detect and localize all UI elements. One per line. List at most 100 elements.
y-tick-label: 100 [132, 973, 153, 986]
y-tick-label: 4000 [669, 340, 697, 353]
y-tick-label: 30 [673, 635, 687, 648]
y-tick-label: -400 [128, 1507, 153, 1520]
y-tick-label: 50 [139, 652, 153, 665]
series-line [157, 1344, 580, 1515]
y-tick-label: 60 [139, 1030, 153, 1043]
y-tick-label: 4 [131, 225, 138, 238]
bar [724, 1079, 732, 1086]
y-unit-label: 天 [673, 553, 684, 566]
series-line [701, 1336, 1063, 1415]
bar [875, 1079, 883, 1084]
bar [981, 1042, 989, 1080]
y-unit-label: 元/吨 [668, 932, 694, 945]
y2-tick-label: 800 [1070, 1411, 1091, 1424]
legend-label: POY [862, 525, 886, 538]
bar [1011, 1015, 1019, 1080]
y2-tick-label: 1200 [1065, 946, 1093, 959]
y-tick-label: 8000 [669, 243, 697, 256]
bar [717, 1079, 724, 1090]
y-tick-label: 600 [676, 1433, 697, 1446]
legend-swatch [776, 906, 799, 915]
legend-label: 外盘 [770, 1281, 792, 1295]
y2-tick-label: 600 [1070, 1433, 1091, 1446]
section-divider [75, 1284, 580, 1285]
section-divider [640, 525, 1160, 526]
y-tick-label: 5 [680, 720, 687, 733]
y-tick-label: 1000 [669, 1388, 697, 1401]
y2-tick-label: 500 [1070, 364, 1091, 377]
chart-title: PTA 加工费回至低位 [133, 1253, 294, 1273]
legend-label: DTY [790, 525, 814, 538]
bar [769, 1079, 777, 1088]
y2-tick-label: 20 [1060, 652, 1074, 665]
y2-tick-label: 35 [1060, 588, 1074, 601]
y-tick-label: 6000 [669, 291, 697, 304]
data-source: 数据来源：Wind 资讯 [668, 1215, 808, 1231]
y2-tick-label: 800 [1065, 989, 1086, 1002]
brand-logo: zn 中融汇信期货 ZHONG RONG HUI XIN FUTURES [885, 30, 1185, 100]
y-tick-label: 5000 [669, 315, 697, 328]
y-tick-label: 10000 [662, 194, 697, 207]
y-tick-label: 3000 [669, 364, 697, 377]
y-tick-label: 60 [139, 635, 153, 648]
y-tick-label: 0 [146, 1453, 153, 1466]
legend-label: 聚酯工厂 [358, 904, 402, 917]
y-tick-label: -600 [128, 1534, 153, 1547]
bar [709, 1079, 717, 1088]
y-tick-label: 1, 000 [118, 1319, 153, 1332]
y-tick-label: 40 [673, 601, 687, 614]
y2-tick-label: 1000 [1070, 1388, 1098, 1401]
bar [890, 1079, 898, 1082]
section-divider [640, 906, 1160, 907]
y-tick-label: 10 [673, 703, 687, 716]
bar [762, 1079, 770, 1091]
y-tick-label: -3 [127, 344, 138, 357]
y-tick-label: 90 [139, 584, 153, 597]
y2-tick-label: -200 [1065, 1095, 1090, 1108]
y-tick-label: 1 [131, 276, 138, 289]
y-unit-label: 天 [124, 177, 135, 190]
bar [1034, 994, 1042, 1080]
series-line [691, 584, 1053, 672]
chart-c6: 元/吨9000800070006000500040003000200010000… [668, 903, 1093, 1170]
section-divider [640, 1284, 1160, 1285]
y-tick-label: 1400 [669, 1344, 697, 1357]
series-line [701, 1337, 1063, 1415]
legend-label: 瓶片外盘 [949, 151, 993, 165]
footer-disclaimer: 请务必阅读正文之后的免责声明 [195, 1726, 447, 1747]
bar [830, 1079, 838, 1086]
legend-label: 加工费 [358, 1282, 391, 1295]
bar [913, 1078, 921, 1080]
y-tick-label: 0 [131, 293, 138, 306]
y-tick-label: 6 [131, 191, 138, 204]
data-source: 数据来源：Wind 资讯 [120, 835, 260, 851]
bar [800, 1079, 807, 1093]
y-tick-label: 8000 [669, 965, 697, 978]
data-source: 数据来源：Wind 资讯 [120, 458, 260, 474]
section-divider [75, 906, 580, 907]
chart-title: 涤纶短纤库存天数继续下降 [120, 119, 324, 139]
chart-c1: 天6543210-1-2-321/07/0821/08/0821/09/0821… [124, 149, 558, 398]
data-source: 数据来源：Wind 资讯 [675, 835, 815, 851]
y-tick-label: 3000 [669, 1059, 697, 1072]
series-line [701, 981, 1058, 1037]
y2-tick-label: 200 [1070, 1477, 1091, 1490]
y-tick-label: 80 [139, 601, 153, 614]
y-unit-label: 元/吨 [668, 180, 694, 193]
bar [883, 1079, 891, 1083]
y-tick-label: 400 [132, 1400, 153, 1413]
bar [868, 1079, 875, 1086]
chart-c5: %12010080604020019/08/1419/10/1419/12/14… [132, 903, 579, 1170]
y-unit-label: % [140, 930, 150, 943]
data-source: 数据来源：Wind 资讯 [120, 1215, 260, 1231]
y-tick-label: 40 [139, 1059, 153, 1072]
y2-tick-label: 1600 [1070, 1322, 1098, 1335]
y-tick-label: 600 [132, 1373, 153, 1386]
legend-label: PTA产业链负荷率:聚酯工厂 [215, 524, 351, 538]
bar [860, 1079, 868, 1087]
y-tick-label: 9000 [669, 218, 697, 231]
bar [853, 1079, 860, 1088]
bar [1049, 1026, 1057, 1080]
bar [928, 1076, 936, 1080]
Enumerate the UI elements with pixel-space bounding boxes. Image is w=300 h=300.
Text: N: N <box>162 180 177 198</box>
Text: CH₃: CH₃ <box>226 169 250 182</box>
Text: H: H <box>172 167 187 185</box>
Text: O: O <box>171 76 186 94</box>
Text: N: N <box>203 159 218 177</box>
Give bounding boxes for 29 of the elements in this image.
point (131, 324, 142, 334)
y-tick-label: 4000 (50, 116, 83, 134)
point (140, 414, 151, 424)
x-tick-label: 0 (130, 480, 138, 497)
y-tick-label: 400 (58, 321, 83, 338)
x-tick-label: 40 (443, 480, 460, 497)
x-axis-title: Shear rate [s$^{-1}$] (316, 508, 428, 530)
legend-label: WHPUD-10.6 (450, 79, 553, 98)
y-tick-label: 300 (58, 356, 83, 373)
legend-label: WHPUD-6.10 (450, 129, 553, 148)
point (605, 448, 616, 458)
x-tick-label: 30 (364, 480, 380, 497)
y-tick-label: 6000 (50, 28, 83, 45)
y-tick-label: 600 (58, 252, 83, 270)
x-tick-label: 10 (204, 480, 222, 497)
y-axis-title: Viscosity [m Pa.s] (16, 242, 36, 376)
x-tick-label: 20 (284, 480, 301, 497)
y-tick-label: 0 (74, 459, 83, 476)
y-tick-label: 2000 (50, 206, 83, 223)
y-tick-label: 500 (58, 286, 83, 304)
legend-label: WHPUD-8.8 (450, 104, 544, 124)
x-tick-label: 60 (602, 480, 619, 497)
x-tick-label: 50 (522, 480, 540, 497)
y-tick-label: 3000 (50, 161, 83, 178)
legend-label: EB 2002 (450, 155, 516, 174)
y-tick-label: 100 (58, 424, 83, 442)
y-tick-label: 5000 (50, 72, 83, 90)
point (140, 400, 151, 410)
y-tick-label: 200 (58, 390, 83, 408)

┄┄┄┄┄┄┄┄┄┄┄┄┄┄┄┄┄┄┄┄

## Stated exercise:
Reproduce the listing above word for word, from its first line down to and including the line containing "y-unit-label: 天 [673, 553, 684, 566]".

## Exercise result:
detect and localize all UI elements. One per line. List at most 100 elements.
y-tick-label: 100 [132, 973, 153, 986]
y-tick-label: 4000 [669, 340, 697, 353]
y-tick-label: 30 [673, 635, 687, 648]
y-tick-label: -400 [128, 1507, 153, 1520]
y-tick-label: 50 [139, 652, 153, 665]
series-line [157, 1344, 580, 1515]
y-tick-label: 60 [139, 1030, 153, 1043]
y-tick-label: 4 [131, 225, 138, 238]
bar [724, 1079, 732, 1086]
y-unit-label: 天 [673, 553, 684, 566]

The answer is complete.